[Dataset records]
====

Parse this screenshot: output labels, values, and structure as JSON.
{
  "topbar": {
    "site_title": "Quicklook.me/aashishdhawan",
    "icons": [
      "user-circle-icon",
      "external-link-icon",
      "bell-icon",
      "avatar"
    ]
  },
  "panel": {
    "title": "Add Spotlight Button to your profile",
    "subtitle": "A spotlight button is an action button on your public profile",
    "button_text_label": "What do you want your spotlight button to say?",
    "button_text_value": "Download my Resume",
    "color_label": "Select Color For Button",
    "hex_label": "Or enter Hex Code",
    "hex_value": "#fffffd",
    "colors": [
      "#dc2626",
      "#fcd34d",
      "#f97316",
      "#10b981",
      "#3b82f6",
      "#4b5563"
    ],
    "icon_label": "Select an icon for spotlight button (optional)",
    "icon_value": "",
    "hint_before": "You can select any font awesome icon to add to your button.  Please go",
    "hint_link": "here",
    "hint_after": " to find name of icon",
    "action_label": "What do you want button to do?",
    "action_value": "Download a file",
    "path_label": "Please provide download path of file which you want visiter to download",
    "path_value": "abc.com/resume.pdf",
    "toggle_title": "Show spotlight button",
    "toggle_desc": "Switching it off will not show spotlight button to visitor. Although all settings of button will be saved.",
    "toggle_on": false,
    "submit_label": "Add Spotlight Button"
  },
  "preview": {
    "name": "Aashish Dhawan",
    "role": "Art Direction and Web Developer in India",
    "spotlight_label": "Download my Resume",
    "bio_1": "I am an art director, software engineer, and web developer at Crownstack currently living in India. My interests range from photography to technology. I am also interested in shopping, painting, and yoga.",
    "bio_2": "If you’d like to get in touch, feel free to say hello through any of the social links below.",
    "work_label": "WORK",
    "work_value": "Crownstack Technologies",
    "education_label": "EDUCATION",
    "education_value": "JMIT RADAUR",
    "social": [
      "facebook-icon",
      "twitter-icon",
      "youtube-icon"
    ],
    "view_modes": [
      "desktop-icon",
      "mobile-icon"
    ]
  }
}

====

* [Short task]:
Say, as a single number and nothing more, how many lines of the entries contain the word "Crownstack".

* [Answer to this task]:
2